登録名は「ゴメス」でも変わらぬ「ごっちゃん」。
「僕もある程度、答えを決めていて、そのダメを押してほしかった。最後のところを委ねてしまったんですけど、後藤が何も言えず泣いているのを見たら、答えはわかった。そこまで言いたくなかったんでしょうね。僕も後藤だったから相談できた。昔からそういう関係にいるんです」
後藤もバット1本で同じものを追いかけてきた親友の未練は痛いほど分かっていた。だから介錯の刀は振れなかった。
「あの時、僕は黙ってしまったけど、多村さんが『横浜に恩返しするつもりで』と。3人で泣きました。そこで僕は高校のとき以来の小池の涙を見ました」
後藤は今、代打として生きる道を決め、バットを振っている。朝起きてから、あらゆる行動をひと振りに結びつける。球場へ向かう車内、真上に打つような独特のティー打撃、ガムを噛むこと……。すべて自分でつくり上げたルーティンだという。

掲載資料 –
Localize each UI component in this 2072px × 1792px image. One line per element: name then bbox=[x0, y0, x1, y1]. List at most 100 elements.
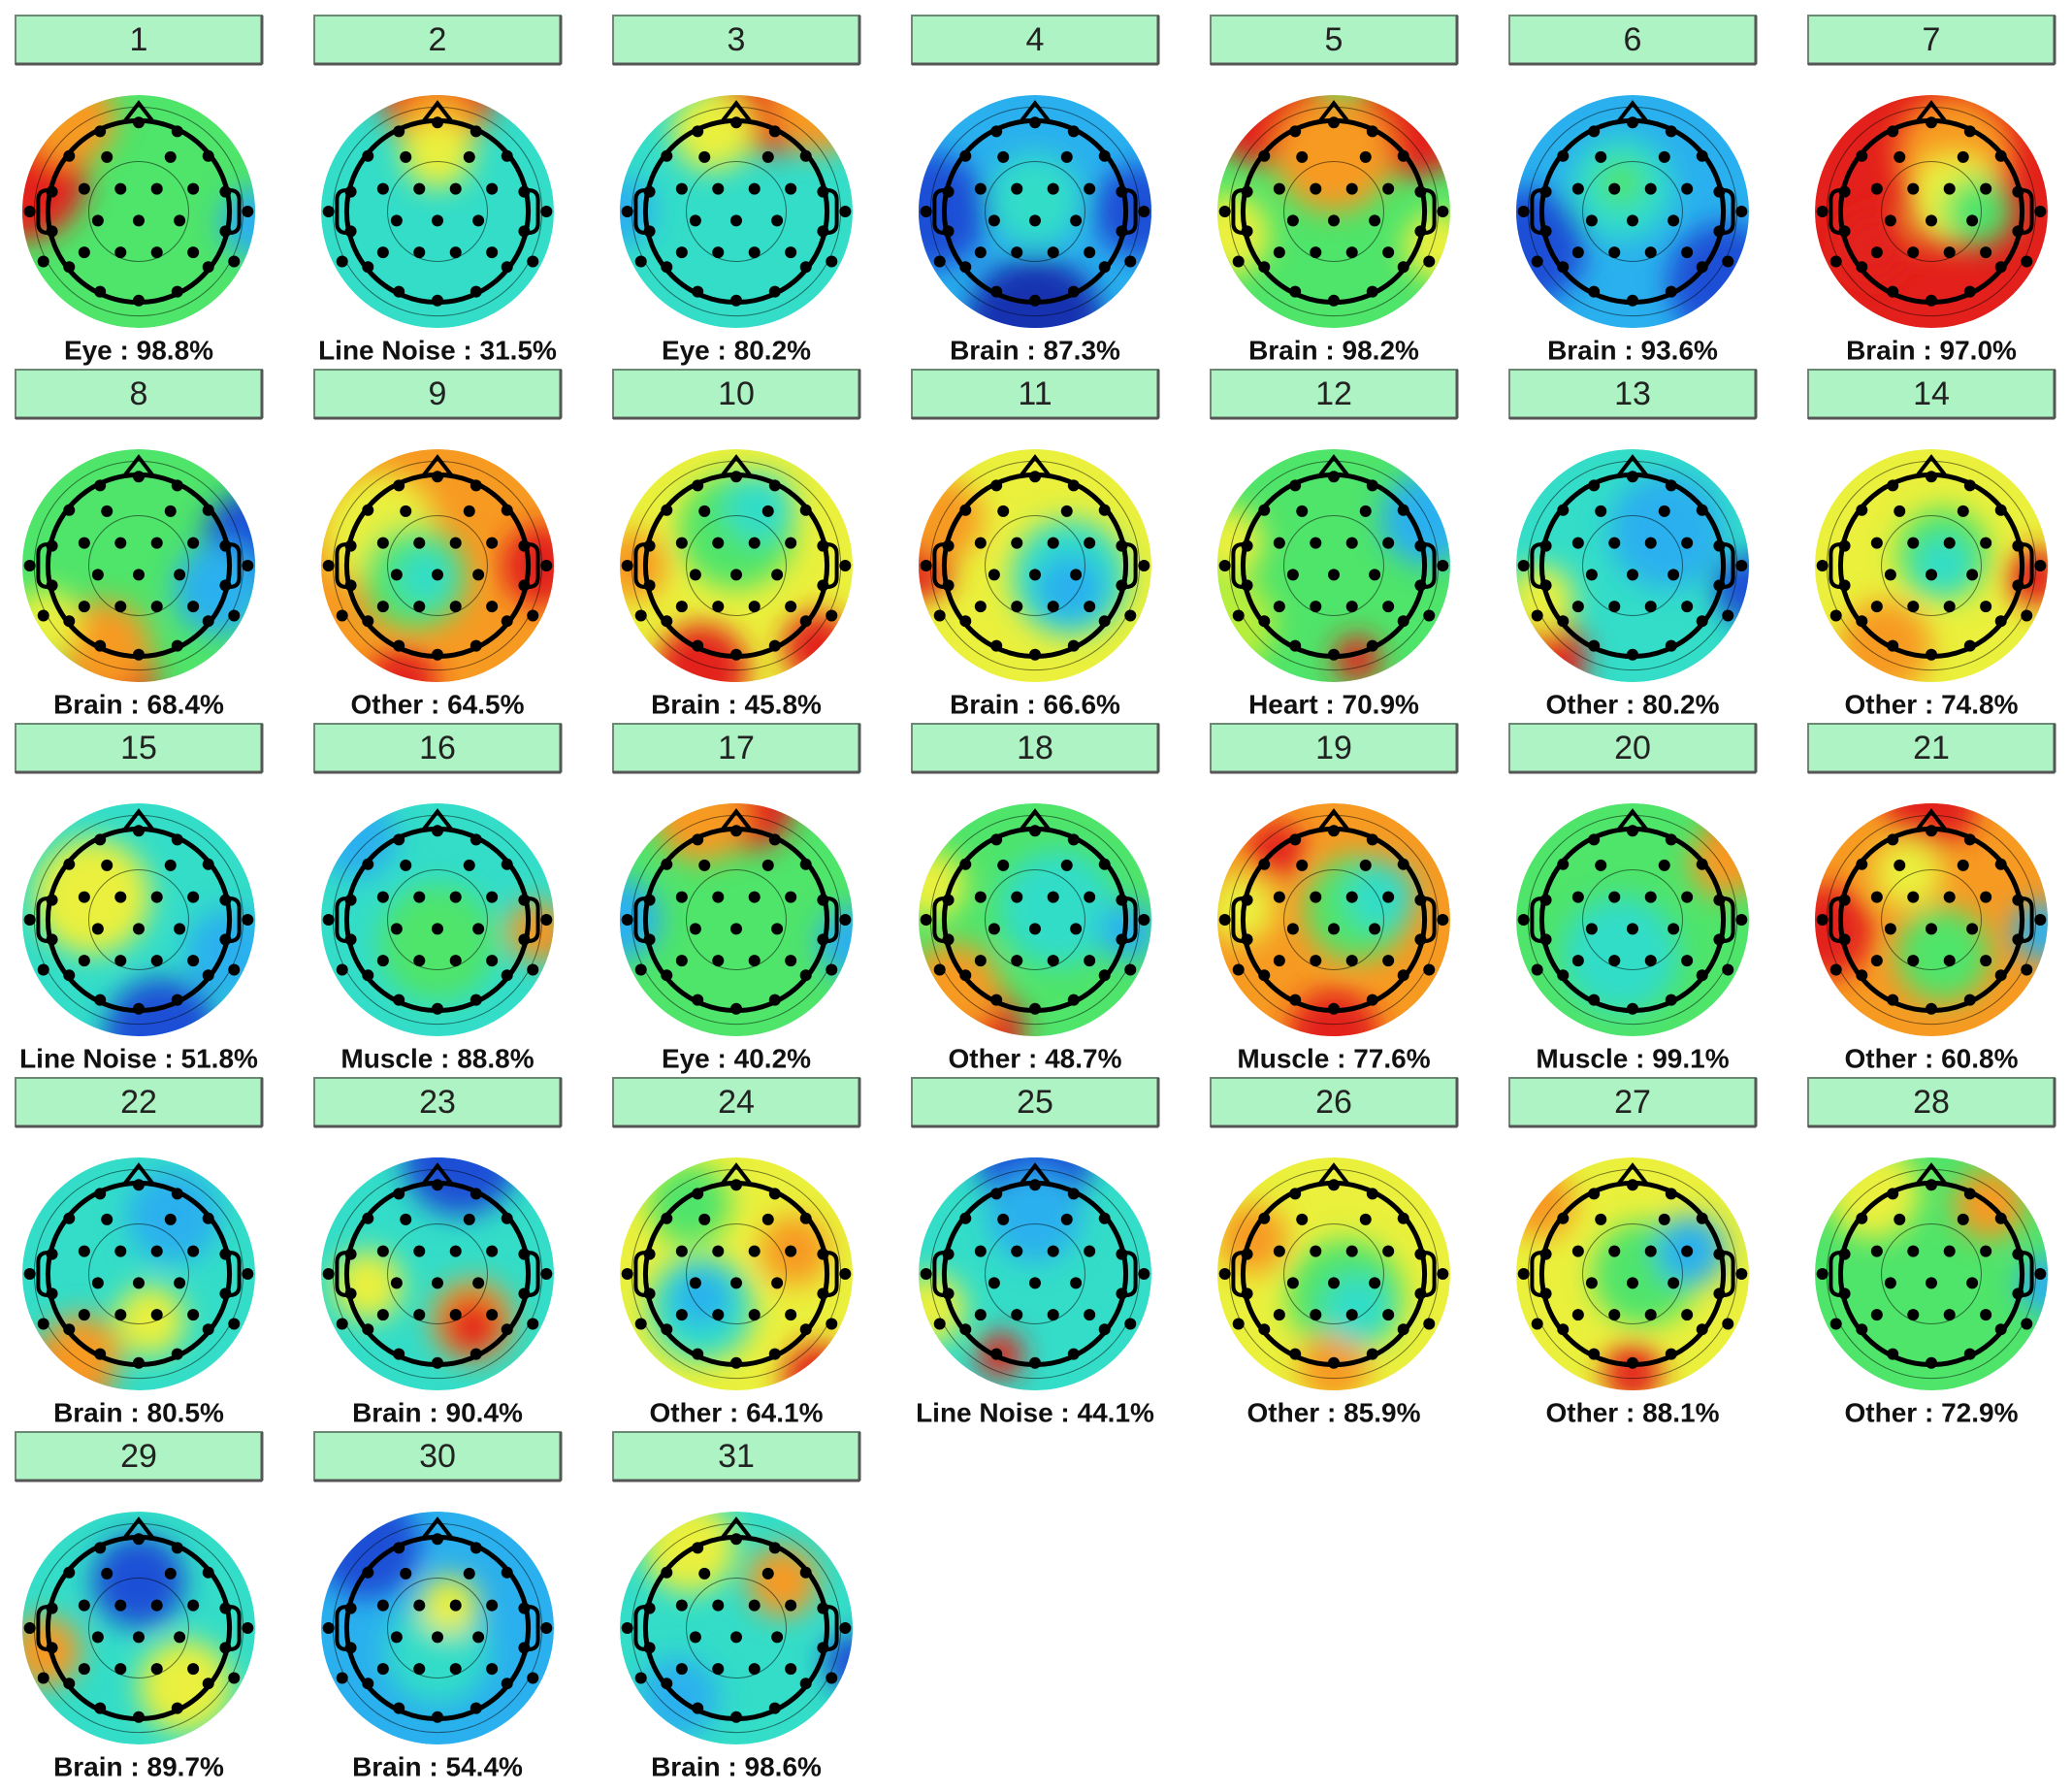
electrode bbox=[933, 609, 946, 622]
electrode bbox=[486, 1663, 499, 1676]
component-button[interactable]: 21 bbox=[1807, 723, 2056, 774]
electrode bbox=[1345, 537, 1358, 549]
component-button[interactable]: 24 bbox=[612, 1077, 861, 1128]
electrode bbox=[46, 185, 58, 198]
electrode bbox=[63, 149, 76, 162]
component-button[interactable]: 27 bbox=[1508, 1077, 1758, 1128]
electrode bbox=[785, 891, 797, 903]
electrode bbox=[1907, 955, 1920, 967]
component-button[interactable]: 31 bbox=[612, 1431, 861, 1482]
electrode bbox=[839, 206, 852, 217]
electrode bbox=[101, 1567, 113, 1580]
component-button[interactable]: 18 bbox=[911, 723, 1160, 774]
electrode bbox=[730, 214, 742, 227]
component-button[interactable]: 12 bbox=[1210, 369, 1459, 420]
electrode bbox=[1907, 246, 1920, 259]
electrode bbox=[171, 285, 183, 298]
electrode bbox=[839, 1268, 852, 1280]
electrode bbox=[942, 225, 955, 238]
electrode bbox=[393, 1702, 405, 1714]
electrode bbox=[1696, 504, 1708, 516]
component-button[interactable]: 13 bbox=[1508, 369, 1758, 420]
component-button[interactable]: 19 bbox=[1210, 723, 1459, 774]
ear bbox=[36, 542, 49, 589]
electrode bbox=[1585, 569, 1598, 581]
component-label: Line Noise : 51.8% bbox=[19, 1043, 258, 1073]
electrode bbox=[228, 1318, 241, 1330]
electrode bbox=[1397, 1323, 1409, 1336]
electrode bbox=[1627, 1277, 1638, 1289]
electrode bbox=[449, 182, 462, 195]
electrode bbox=[1644, 246, 1657, 259]
electrode bbox=[1884, 1277, 1896, 1289]
component-button[interactable]: 10 bbox=[612, 369, 861, 420]
electrode bbox=[1595, 505, 1607, 517]
component-button[interactable]: 26 bbox=[1210, 1077, 1459, 1128]
electrode bbox=[1397, 149, 1409, 162]
electrode bbox=[785, 601, 797, 613]
electrode bbox=[1608, 182, 1621, 195]
electrode bbox=[1345, 182, 1358, 195]
electrode bbox=[133, 116, 145, 129]
component-button[interactable]: 17 bbox=[612, 723, 861, 774]
electrode bbox=[1838, 185, 1851, 198]
component-button[interactable]: 16 bbox=[313, 723, 563, 774]
electrode bbox=[78, 601, 90, 613]
component-button[interactable]: 15 bbox=[15, 723, 264, 774]
electrode bbox=[1887, 833, 1899, 846]
component-button[interactable]: 6 bbox=[1508, 15, 1758, 66]
electrode bbox=[920, 914, 932, 926]
electrode bbox=[174, 1631, 186, 1644]
electrode bbox=[1310, 955, 1322, 967]
component-button[interactable]: 9 bbox=[313, 369, 563, 420]
electrode bbox=[23, 1622, 36, 1634]
electrode bbox=[1258, 1323, 1271, 1336]
component-button[interactable]: 14 bbox=[1807, 369, 2056, 420]
electrode bbox=[768, 1542, 781, 1554]
electrode bbox=[1665, 1348, 1677, 1360]
component-button[interactable]: 28 bbox=[1807, 1077, 2056, 1128]
electrode bbox=[1713, 1287, 1726, 1300]
electrode bbox=[621, 1268, 633, 1280]
electrode bbox=[817, 933, 829, 946]
ear bbox=[1530, 896, 1542, 943]
electrode bbox=[712, 601, 725, 613]
component-button[interactable]: 30 bbox=[313, 1431, 563, 1482]
electrode bbox=[1070, 214, 1083, 227]
component-button[interactable]: 20 bbox=[1508, 723, 1758, 774]
electrode bbox=[1713, 933, 1726, 946]
component-button[interactable]: 25 bbox=[911, 1077, 1160, 1128]
component-button[interactable]: 29 bbox=[15, 1431, 264, 1482]
component-button[interactable]: 7 bbox=[1807, 15, 2056, 66]
electrode bbox=[1116, 225, 1128, 238]
electrode bbox=[942, 539, 955, 552]
component: 23 Brain : 90.4% bbox=[313, 1077, 563, 1427]
electrode bbox=[839, 560, 852, 571]
component-button[interactable]: 5 bbox=[1210, 15, 1459, 66]
electrode bbox=[362, 858, 374, 870]
component: 12 Heart : 70.9% bbox=[1210, 369, 1459, 719]
electrode bbox=[133, 471, 145, 483]
component-button[interactable]: 2 bbox=[313, 15, 563, 66]
electrode bbox=[1328, 1277, 1340, 1289]
electrode bbox=[344, 1287, 357, 1300]
electrode bbox=[959, 858, 972, 870]
component-button[interactable]: 3 bbox=[612, 15, 861, 66]
component-button[interactable]: 4 bbox=[911, 15, 1160, 66]
component-button[interactable]: 8 bbox=[15, 369, 264, 420]
component-button[interactable]: 22 bbox=[15, 1077, 264, 1128]
electrode bbox=[518, 579, 531, 592]
electrode bbox=[643, 185, 656, 198]
electrode bbox=[63, 858, 76, 870]
component-button[interactable]: 23 bbox=[313, 1077, 563, 1128]
electrode bbox=[472, 214, 485, 227]
electrode bbox=[839, 914, 852, 926]
component-button[interactable]: 11 bbox=[911, 369, 1160, 420]
electrode bbox=[393, 285, 405, 298]
electrode bbox=[2012, 933, 2024, 946]
electrode bbox=[768, 479, 781, 492]
electrode bbox=[771, 923, 784, 935]
electrode bbox=[1345, 1245, 1358, 1257]
electrode bbox=[1557, 149, 1570, 162]
component-button[interactable]: 1 bbox=[15, 15, 264, 66]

課題 –
A. 後藤についての本文から、「登録名は「ゴメス」でも変わらぬ「ごっちゃん」。」で始まり「らそういう関係にいるんです」」で終わる部分を書き出し、「後藤」を「ゴメス」に置き換えてください。
B. 後藤についての本文の続きを、最後の文の後から書き進めてください。

解答 –
A.
登録名は「ゴメス」でも変わらぬ「ごっちゃん」。
「僕もある程度、答えを決めていて、そのダメを押してほしかった。最後のところを委ねてしまったんですけど、ゴメスが何も言えず泣いているのを見たら、答えはわかった。そこまで言いたくなかったんでしょうね。僕もゴメスだったから相談できた。昔からそういう関係にいるんです」

B.
「かなり神経質ですよ。性格は。高校でも大学でもどこに行くにもバットは持っていました。1日でもスイングを怠ったら打てなくなると、自分で解釈してしまう。本当はルーティンなんてない方がいいんです。ほんとに疲れますから」
チーム最年長の36歳。登録名の頭に「ゴメス」。若手にとっては強面の重鎮かもしれないが、素顔は繊細で生真面目で涙もろくて、それゆえ愛される高校時代の「ごっちゃん」のままだ。そんな後藤は小池の思いも背負って松坂への旅を続ける。
「高校時代、シート打撃で真剣勝負をして、まっすぐと言われても当たらない。すごく衝撃を受けて以来だから。ナンバーワンの投手は今でも松坂だと思っていますから。一番の夢は交流戦、横浜スタジアムで松坂と対戦すること。彼が日本球界に戻ってきて、ひとつまた夢が増えました」
ナゴヤ球場で小山コーチは20歳の捕手に指導していた。
名古屋市中川区のナゴヤ球場。コーチとして歩み始めた小山の前には20歳の捕手がいる。育成選手の藤吉優だ。
「去年は怪我もあって6試合しか出ていなかったので捕手としての立ち居振る舞いからですね。この前、スタメンで出て試合を作っていた時は僕も嬉しかったです」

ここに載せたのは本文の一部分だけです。